**Vorliegender Text**

________________

Rede von Harald Koch,

Herr Präsident! Sehr geehrte Kolleginnen und Kollegen!

Ganz so groß ist die Einhelligkeit nun doch nicht. Ich muss leider ein bisschen Salz in die Suppe streuen.

Der Antrag von Union und FDP ist an Scheinheiligkeit nicht zu überbieten. Die aktuelle Regierung sowie die Vorgängerregierungen bis zu Rot-Grün haben sich in der Rentenpolitik vor allem durch zwei Punkte ausgezeichnet: durch Rentenklau und Vergrößerung der Altersarmut.

Dämpfungsfaktoren und die Rente ab 67 sind ganz klare Rentenkürzungen. Die seit Jahrzehnten versprochene Angleichung des Rentenwertes Ost an den Rentenwert West ist bis heute nicht erfolgt. Die Inflation frisst zu zaghafte Rentenerhöhungen fast immer komplett auf, selbst die jetzige - wie Sie meinen - "übergroße" Rentenerhöhung.

________________

**Bereitgestellte Datensätze**
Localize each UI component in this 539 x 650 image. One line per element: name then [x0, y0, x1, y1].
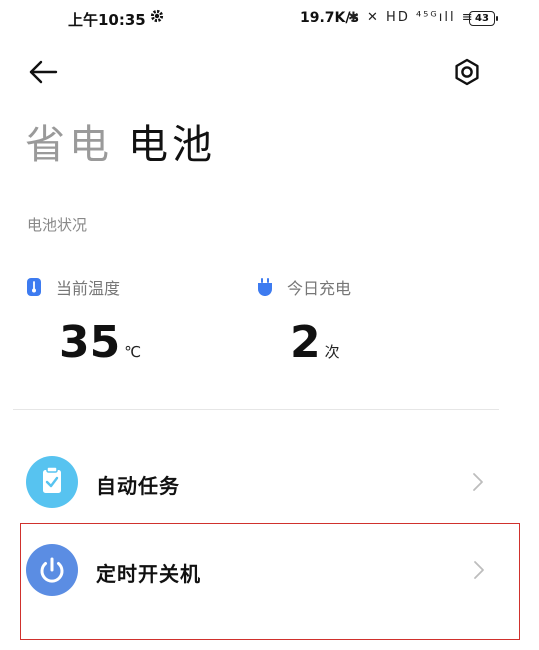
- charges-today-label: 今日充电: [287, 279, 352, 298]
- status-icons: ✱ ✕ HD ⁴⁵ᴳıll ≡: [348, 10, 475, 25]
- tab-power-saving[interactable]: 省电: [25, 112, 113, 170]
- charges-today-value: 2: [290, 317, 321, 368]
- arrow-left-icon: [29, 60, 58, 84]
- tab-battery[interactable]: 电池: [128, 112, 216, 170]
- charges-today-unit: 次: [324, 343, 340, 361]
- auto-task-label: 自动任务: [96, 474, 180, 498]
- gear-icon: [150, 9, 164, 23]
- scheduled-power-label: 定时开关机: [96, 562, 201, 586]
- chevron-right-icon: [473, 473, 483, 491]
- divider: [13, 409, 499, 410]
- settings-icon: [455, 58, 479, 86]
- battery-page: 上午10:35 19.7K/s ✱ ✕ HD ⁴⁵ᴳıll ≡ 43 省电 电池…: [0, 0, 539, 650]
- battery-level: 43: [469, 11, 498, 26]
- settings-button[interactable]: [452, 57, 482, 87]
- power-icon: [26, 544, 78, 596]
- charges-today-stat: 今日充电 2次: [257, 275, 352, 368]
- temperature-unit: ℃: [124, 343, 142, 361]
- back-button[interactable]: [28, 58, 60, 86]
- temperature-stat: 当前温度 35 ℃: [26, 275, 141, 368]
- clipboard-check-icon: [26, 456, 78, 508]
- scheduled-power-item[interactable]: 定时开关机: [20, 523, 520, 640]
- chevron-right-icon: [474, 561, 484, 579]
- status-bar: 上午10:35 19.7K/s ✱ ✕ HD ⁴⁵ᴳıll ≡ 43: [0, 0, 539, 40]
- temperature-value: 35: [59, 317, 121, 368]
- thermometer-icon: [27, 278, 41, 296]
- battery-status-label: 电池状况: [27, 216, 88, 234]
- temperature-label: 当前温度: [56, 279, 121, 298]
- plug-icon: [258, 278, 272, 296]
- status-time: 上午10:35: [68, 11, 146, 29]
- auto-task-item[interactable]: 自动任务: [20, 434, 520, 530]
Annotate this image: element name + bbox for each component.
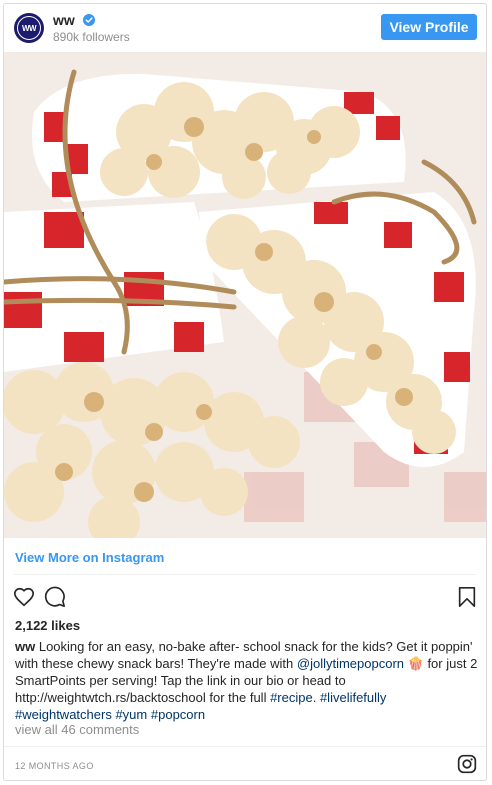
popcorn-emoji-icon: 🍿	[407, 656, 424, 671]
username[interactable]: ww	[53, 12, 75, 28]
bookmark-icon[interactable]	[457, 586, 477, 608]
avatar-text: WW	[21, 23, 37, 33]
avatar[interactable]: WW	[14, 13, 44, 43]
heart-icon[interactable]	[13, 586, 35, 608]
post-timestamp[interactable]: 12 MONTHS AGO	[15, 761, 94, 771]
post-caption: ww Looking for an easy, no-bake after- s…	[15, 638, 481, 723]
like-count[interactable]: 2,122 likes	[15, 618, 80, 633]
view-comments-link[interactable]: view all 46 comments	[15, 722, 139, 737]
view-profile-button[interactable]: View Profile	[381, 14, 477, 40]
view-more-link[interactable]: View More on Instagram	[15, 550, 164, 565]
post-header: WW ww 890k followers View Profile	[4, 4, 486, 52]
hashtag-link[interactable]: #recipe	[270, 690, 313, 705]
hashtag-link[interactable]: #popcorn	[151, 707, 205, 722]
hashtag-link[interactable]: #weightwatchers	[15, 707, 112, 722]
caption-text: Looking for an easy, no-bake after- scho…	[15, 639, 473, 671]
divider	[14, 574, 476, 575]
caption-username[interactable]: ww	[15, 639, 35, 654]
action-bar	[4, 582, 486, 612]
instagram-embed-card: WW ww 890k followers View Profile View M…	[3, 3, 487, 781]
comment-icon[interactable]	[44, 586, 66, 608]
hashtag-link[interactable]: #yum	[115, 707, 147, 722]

________________

**Aufgabe A**
Gib aus der Rede zur Rentenpolitik den Abschnitt von „Herr Präsident! Sehr“ bis einschließlich „die Suppe streuen.“ wortgetreu wieder.
**Aufgabe B**
Setze die Rede zur Rentenpolitik im Anschluss an ihren letzten Satz fort.
Die Datensätze werden hier nicht gebraucht.

**Ergebnis A**
Herr Präsident! Sehr geehrte Kolleginnen und Kollegen!

Ganz so groß ist die Einhelligkeit nun doch nicht. Ich muss leider ein bisschen Salz in die Suppe streuen.

**Ergebnis B**
Die Linke möchte dagegen eine Rente, die den Lebensstandard sichert und armutsfest ist.
(Beifall bei der LINKEN)

Das Leistungsniveau in der gesetzlichen Rente muss angehoben, der Solidarausgleich ausgeweitet und eine solidarische Mindestrente von 900 Euro im Monat garantiert werden.
Man muss auch über die Ausgangswerte reden: Für eine wirklich gute Rente sind gute Löhne und gute Arbeit entscheidende Stellschrauben. Daher fordern wir den Abbau prekärer Beschäftigung, einen flächendeckenden gesetzlichen Mindestlohn von 10 Euro sowie eine sanktionsfreie Mindestsicherung.
(Beifall bei der LINKEN)

Nun bringen Union und FDP einen Antrag ein, mit dem sie eine Schwächung der betrieblichen Altersvorsorge im Rahmen der Überarbeitung der EU-Pensionsfondsrichtlinie verhindern wollen.

Es geht darum, dass auf EU-Ebene diskutiert wird, Solvency-II-Vorschriften auf Einrichtungen der betrieblichen, kapitalgedeckten Altersvorsorge zu übertragen. Dies soll über eine Neufassung der Pensionsfondsrichtlinie geschehen. Solvency II führt unter anderem strengere Vorschriften zur Eigenkapitalausstattung von Versicherungsunternehmen ein.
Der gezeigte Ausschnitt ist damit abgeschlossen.